┌────────

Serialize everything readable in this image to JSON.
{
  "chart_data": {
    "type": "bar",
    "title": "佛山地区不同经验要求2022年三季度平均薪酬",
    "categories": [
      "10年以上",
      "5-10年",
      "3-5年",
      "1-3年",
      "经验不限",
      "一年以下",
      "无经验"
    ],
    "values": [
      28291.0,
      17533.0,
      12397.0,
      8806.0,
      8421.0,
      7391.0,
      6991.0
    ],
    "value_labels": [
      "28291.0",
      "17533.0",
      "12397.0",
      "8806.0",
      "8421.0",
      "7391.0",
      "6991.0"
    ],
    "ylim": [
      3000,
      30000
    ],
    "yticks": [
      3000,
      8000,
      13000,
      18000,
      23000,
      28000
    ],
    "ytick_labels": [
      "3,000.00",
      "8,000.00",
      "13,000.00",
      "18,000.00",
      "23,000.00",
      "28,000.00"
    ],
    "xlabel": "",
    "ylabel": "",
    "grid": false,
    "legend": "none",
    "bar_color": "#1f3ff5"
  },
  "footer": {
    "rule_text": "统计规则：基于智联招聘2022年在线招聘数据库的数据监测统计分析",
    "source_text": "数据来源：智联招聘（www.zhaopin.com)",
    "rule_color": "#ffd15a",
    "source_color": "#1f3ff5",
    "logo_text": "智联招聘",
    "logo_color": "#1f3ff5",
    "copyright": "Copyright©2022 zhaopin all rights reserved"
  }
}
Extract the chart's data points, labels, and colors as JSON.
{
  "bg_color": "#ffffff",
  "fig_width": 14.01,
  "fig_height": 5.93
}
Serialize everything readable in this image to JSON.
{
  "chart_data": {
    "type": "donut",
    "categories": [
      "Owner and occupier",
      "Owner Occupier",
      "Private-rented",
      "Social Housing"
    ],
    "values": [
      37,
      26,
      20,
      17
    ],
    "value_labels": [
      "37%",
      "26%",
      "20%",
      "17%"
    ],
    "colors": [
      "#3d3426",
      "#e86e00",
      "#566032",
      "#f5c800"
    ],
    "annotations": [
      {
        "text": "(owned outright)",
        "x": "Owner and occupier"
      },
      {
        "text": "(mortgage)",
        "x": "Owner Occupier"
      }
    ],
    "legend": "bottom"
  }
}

└────────

Find every line that includes the string "colors". Report how many there are and nothing else.

### Solution for this task
2